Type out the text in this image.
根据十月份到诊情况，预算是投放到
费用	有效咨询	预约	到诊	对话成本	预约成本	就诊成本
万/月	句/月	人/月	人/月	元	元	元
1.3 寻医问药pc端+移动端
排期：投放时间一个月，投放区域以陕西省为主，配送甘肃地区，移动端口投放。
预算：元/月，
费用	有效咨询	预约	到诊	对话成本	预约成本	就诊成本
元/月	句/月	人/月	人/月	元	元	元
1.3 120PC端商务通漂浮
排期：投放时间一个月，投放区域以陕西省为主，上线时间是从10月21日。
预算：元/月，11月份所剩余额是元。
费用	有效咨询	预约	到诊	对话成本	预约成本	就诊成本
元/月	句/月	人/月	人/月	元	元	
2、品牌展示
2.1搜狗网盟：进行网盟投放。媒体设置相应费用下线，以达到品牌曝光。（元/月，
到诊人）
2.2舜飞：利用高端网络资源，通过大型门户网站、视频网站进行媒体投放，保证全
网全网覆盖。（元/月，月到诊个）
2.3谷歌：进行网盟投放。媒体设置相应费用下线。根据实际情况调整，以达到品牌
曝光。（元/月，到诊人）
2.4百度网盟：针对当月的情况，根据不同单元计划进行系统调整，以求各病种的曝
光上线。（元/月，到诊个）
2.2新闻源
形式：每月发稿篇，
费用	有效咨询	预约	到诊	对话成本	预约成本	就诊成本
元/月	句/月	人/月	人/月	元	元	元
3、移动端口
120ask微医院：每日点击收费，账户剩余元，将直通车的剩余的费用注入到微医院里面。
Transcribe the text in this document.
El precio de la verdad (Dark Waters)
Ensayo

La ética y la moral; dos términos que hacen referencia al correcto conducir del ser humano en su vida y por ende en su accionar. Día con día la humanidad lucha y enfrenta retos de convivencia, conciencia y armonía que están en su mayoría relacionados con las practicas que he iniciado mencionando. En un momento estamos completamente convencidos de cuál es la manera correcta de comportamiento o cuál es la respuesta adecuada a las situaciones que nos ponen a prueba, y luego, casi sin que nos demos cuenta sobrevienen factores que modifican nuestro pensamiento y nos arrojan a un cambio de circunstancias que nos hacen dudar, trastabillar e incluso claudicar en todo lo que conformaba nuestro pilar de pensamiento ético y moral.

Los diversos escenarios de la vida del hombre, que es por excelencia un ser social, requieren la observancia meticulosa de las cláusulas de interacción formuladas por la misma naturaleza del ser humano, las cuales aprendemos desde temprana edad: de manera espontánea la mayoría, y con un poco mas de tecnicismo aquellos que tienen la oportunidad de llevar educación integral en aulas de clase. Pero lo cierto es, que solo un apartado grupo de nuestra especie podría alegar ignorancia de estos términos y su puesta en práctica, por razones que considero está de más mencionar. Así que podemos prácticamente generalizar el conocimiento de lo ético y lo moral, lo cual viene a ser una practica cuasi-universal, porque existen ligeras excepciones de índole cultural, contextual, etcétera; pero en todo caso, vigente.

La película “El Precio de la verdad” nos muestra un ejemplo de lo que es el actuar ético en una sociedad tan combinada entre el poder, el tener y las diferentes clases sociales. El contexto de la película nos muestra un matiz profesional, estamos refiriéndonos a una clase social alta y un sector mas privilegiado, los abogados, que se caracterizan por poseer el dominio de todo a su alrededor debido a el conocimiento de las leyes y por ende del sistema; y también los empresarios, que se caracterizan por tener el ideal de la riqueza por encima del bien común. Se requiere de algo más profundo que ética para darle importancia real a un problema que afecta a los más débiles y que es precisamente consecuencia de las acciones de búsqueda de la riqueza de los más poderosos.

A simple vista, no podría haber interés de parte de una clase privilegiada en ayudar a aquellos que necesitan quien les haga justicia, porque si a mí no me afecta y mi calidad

...

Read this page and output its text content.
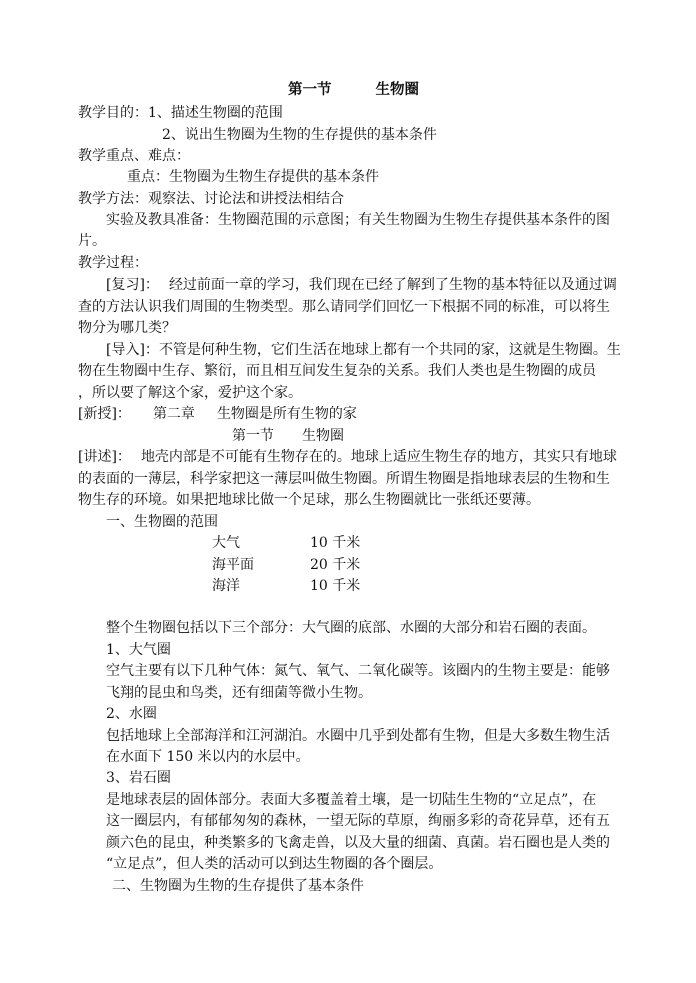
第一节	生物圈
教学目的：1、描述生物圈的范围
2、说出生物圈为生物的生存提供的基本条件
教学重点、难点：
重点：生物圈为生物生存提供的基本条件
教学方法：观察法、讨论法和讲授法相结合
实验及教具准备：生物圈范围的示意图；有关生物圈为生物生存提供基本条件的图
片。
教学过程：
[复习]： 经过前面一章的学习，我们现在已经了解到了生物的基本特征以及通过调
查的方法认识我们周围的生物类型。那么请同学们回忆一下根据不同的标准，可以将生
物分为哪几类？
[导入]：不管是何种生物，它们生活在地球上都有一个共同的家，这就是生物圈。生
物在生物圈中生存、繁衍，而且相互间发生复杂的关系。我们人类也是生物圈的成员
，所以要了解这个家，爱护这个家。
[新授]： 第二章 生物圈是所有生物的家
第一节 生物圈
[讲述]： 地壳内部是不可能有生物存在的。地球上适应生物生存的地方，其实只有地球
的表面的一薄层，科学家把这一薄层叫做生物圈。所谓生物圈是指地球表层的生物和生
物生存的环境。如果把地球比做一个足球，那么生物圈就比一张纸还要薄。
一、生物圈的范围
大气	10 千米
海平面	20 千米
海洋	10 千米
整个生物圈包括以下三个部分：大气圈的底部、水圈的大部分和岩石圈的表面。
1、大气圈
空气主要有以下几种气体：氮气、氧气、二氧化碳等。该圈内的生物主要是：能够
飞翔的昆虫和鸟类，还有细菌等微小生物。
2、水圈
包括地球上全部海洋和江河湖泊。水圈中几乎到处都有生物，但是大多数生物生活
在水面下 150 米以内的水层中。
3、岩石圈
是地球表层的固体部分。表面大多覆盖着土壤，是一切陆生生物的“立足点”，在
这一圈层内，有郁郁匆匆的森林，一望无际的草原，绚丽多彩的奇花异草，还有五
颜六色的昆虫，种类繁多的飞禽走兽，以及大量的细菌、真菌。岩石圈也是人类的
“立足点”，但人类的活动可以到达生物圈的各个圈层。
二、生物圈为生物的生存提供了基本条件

#### AIM OF THE EXERCISE
Within the listing above, find every line containing the string "verdad" and return it.

#### EXPECTED ANSWER
El precio de la verdad (Dark Waters)
La película “El Precio de la verdad” nos muestra un ejemplo de lo que es el actuar ético en una sociedad tan combinada entre el poder, el tener y las diferentes clases sociales. El contexto de la película nos muestra un matiz profesional, estamos refiriéndonos a una clase social alta y un sector mas privilegiado, los abogados, que se caracterizan por poseer el dominio de todo a su alrededor debido a el conocimiento de las leyes y por ende del sistema; y también los empresarios, que se caracterizan por tener el ideal de la riqueza por encima del bien común. Se requiere de algo más profundo que ética para darle importancia real a un problema que afecta a los más débiles y que es precisamente consecuencia de las acciones de búsqueda de la riqueza de los más poderosos.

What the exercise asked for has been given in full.